— START OF MATERIAL TO PROCESS —

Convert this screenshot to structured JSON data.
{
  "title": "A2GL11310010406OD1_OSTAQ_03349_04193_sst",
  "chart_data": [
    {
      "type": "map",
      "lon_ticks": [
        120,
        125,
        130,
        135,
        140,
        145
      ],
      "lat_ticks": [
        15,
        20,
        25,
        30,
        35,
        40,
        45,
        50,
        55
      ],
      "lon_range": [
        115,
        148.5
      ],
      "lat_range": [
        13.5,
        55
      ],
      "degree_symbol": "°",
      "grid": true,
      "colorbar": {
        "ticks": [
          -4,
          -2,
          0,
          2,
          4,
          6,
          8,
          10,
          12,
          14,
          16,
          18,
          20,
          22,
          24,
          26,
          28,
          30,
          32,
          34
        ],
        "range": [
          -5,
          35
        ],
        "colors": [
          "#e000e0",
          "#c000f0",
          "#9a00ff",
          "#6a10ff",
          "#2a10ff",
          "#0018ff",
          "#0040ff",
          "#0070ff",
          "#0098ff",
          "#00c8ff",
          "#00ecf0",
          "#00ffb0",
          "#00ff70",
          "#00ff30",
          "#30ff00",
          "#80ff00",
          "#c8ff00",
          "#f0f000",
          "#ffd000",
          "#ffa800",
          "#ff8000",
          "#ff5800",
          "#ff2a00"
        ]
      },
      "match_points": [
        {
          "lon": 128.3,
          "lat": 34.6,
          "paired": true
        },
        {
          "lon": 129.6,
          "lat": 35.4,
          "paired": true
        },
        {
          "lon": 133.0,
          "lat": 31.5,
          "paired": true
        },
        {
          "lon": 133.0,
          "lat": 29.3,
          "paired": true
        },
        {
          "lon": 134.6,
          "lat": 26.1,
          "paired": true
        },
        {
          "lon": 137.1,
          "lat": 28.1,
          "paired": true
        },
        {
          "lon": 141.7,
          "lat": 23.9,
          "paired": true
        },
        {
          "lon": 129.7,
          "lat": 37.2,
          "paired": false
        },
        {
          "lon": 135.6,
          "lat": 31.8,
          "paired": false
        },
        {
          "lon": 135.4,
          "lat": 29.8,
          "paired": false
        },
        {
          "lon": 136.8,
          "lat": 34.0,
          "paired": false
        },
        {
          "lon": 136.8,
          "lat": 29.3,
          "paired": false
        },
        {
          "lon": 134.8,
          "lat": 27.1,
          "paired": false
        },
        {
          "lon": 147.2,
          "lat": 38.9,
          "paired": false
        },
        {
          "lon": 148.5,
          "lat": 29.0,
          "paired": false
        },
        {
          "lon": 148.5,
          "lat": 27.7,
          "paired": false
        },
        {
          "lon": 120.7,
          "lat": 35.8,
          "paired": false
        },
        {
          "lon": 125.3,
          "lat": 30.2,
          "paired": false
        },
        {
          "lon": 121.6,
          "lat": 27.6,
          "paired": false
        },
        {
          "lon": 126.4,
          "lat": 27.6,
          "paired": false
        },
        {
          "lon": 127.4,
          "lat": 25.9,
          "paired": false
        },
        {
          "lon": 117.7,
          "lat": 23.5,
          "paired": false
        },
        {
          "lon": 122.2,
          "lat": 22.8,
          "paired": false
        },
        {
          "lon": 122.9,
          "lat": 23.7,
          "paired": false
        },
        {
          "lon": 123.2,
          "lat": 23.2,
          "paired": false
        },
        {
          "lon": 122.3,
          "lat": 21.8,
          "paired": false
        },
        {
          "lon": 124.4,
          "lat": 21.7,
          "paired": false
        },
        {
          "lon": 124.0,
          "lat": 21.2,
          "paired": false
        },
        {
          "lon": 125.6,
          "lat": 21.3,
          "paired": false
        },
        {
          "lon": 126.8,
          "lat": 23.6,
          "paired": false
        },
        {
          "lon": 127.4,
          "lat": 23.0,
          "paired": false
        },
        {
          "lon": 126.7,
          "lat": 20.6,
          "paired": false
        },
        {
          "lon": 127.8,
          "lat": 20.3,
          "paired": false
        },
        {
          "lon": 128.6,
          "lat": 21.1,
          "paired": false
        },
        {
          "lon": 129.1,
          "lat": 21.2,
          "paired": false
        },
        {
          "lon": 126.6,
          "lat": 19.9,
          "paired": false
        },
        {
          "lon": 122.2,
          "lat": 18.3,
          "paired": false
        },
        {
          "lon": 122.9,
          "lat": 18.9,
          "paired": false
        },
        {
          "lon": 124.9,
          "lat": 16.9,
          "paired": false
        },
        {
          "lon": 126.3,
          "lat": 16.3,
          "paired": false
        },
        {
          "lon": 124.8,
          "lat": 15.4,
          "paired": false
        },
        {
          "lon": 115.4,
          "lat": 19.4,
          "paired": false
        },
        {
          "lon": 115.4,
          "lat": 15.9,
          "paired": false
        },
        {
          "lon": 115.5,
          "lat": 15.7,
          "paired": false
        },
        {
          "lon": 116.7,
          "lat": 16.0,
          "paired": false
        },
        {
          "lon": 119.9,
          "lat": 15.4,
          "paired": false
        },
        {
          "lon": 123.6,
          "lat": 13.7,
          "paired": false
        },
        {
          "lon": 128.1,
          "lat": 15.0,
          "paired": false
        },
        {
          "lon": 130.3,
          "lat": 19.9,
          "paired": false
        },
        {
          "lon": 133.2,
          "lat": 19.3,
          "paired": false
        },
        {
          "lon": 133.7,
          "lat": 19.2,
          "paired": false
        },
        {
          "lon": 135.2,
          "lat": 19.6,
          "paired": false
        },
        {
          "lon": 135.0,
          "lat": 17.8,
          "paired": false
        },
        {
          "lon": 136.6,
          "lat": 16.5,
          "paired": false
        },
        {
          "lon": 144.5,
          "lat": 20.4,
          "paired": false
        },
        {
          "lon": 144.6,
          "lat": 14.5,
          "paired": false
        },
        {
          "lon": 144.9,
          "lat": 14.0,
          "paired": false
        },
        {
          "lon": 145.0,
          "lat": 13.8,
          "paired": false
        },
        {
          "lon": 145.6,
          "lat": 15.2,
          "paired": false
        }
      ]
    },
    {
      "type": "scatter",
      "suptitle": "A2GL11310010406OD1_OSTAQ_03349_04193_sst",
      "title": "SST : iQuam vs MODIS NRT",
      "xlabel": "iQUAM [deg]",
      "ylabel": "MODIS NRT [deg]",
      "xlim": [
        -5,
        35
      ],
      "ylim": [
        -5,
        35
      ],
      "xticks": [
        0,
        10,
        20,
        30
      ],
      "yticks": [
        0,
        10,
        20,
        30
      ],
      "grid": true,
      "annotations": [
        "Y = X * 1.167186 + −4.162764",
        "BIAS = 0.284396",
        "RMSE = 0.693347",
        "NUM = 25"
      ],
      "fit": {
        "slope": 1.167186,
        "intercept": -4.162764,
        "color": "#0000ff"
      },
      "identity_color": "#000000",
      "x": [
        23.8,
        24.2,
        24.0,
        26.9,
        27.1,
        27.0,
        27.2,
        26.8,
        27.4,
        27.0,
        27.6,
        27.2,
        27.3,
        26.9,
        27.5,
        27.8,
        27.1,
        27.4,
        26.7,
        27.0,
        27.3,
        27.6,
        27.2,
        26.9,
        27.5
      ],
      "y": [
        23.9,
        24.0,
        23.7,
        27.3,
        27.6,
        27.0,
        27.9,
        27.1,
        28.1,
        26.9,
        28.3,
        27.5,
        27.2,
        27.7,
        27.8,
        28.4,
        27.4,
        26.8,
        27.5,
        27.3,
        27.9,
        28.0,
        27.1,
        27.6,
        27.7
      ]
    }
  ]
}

— END OF MATERIAL TO PROCESS —

PROBLEM TO SOLVE
All of the material must be reproduced exactly.

THE OUTPUT
Convert this screenshot to structured JSON data.
{
  "title": "A2GL11310010406OD1_OSTAQ_03349_04193_sst",
  "chart_data": [
    {
      "type": "map",
      "lon_ticks": [
        120,
        125,
        130,
        135,
        140,
        145
      ],
      "lat_ticks": [
        15,
        20,
        25,
        30,
        35,
        40,
        45,
        50,
        55
      ],
      "lon_range": [
        115,
        148.5
      ],
      "lat_range": [
        13.5,
        55
      ],
      "degree_symbol": "°",
      "grid": true,
      "colorbar": {
        "ticks": [
          -4,
          -2,
          0,
          2,
          4,
          6,
          8,
          10,
          12,
          14,
          16,
          18,
          20,
          22,
          24,
          26,
          28,
          30,
          32,
          34
        ],
        "range": [
          -5,
          35
        ],
        "colors": [
          "#e000e0",
          "#c000f0",
          "#9a00ff",
          "#6a10ff",
          "#2a10ff",
          "#0018ff",
          "#0040ff",
          "#0070ff",
          "#0098ff",
          "#00c8ff",
          "#00ecf0",
          "#00ffb0",
          "#00ff70",
          "#00ff30",
          "#30ff00",
          "#80ff00",
          "#c8ff00",
          "#f0f000",
          "#ffd000",
          "#ffa800",
          "#ff8000",
          "#ff5800",
          "#ff2a00"
        ]
      },
      "match_points": [
        {
          "lon": 128.3,
          "lat": 34.6,
          "paired": true
        },
        {
          "lon": 129.6,
          "lat": 35.4,
          "paired": true
        },
        {
          "lon": 133.0,
          "lat": 31.5,
          "paired": true
        },
        {
          "lon": 133.0,
          "lat": 29.3,
          "paired": true
        },
        {
          "lon": 134.6,
          "lat": 26.1,
          "paired": true
        },
        {
          "lon": 137.1,
          "lat": 28.1,
          "paired": true
        },
        {
          "lon": 141.7,
          "lat": 23.9,
          "paired": true
        },
        {
          "lon": 129.7,
          "lat": 37.2,
          "paired": false
        },
        {
          "lon": 135.6,
          "lat": 31.8,
          "paired": false
        },
        {
          "lon": 135.4,
          "lat": 29.8,
          "paired": false
        },
        {
          "lon": 136.8,
          "lat": 34.0,
          "paired": false
        },
        {
          "lon": 136.8,
          "lat": 29.3,
          "paired": false
        },
        {
          "lon": 134.8,
          "lat": 27.1,
          "paired": false
        },
        {
          "lon": 147.2,
          "lat": 38.9,
          "paired": false
        },
        {
          "lon": 148.5,
          "lat": 29.0,
          "paired": false
        },
        {
          "lon": 148.5,
          "lat": 27.7,
          "paired": false
        },
        {
          "lon": 120.7,
          "lat": 35.8,
          "paired": false
        },
        {
          "lon": 125.3,
          "lat": 30.2,
          "paired": false
        },
        {
          "lon": 121.6,
          "lat": 27.6,
          "paired": false
        },
        {
          "lon": 126.4,
          "lat": 27.6,
          "paired": false
        },
        {
          "lon": 127.4,
          "lat": 25.9,
          "paired": false
        },
        {
          "lon": 117.7,
          "lat": 23.5,
          "paired": false
        },
        {
          "lon": 122.2,
          "lat": 22.8,
          "paired": false
        },
        {
          "lon": 122.9,
          "lat": 23.7,
          "paired": false
        },
        {
          "lon": 123.2,
          "lat": 23.2,
          "paired": false
        },
        {
          "lon": 122.3,
          "lat": 21.8,
          "paired": false
        },
        {
          "lon": 124.4,
          "lat": 21.7,
          "paired": false
        },
        {
          "lon": 124.0,
          "lat": 21.2,
          "paired": false
        },
        {
          "lon": 125.6,
          "lat": 21.3,
          "paired": false
        },
        {
          "lon": 126.8,
          "lat": 23.6,
          "paired": false
        },
        {
          "lon": 127.4,
          "lat": 23.0,
          "paired": false
        },
        {
          "lon": 126.7,
          "lat": 20.6,
          "paired": false
        },
        {
          "lon": 127.8,
          "lat": 20.3,
          "paired": false
        },
        {
          "lon": 128.6,
          "lat": 21.1,
          "paired": false
        },
        {
          "lon": 129.1,
          "lat": 21.2,
          "paired": false
        },
        {
          "lon": 126.6,
          "lat": 19.9,
          "paired": false
        },
        {
          "lon": 122.2,
          "lat": 18.3,
          "paired": false
        },
        {
          "lon": 122.9,
          "lat": 18.9,
          "paired": false
        },
        {
          "lon": 124.9,
          "lat": 16.9,
          "paired": false
        },
        {
          "lon": 126.3,
          "lat": 16.3,
          "paired": false
        },
        {
          "lon": 124.8,
          "lat": 15.4,
          "paired": false
        },
        {
          "lon": 115.4,
          "lat": 19.4,
          "paired": false
        },
        {
          "lon": 115.4,
          "lat": 15.9,
          "paired": false
        },
        {
          "lon": 115.5,
          "lat": 15.7,
          "paired": false
        },
        {
          "lon": 116.7,
          "lat": 16.0,
          "paired": false
        },
        {
          "lon": 119.9,
          "lat": 15.4,
          "paired": false
        },
        {
          "lon": 123.6,
          "lat": 13.7,
          "paired": false
        },
        {
          "lon": 128.1,
          "lat": 15.0,
          "paired": false
        },
        {
          "lon": 130.3,
          "lat": 19.9,
          "paired": false
        },
        {
          "lon": 133.2,
          "lat": 19.3,
          "paired": false
        },
        {
          "lon": 133.7,
          "lat": 19.2,
          "paired": false
        },
        {
          "lon": 135.2,
          "lat": 19.6,
          "paired": false
        },
        {
          "lon": 135.0,
          "lat": 17.8,
          "paired": false
        },
        {
          "lon": 136.6,
          "lat": 16.5,
          "paired": false
        },
        {
          "lon": 144.5,
          "lat": 20.4,
          "paired": false
        },
        {
          "lon": 144.6,
          "lat": 14.5,
          "paired": false
        },
        {
          "lon": 144.9,
          "lat": 14.0,
          "paired": false
        },
        {
          "lon": 145.0,
          "lat": 13.8,
          "paired": false
        },
        {
          "lon": 145.6,
          "lat": 15.2,
          "paired": false
        }
      ]
    },
    {
      "type": "scatter",
      "suptitle": "A2GL11310010406OD1_OSTAQ_03349_04193_sst",
      "title": "SST : iQuam vs MODIS NRT",
      "xlabel": "iQUAM [deg]",
      "ylabel": "MODIS NRT [deg]",
      "xlim": [
        -5,
        35
      ],
      "ylim": [
        -5,
        35
      ],
      "xticks": [
        0,
        10,
        20,
        30
      ],
      "yticks": [
        0,
        10,
        20,
        30
      ],
      "grid": true,
      "annotations": [
        "Y = X * 1.167186 + −4.162764",
        "BIAS = 0.284396",
        "RMSE = 0.693347",
        "NUM = 25"
      ],
      "fit": {
        "slope": 1.167186,
        "intercept": -4.162764,
        "color": "#0000ff"
      },
      "identity_color": "#000000",
      "x": [
        23.8,
        24.2,
        24.0,
        26.9,
        27.1,
        27.0,
        27.2,
        26.8,
        27.4,
        27.0,
        27.6,
        27.2,
        27.3,
        26.9,
        27.5,
        27.8,
        27.1,
        27.4,
        26.7,
        27.0,
        27.3,
        27.6,
        27.2,
        26.9,
        27.5
      ],
      "y": [
        23.9,
        24.0,
        23.7,
        27.3,
        27.6,
        27.0,
        27.9,
        27.1,
        28.1,
        26.9,
        28.3,
        27.5,
        27.2,
        27.7,
        27.8,
        28.4,
        27.4,
        26.8,
        27.5,
        27.3,
        27.9,
        28.0,
        27.1,
        27.6,
        27.7
      ]
    }
  ]
}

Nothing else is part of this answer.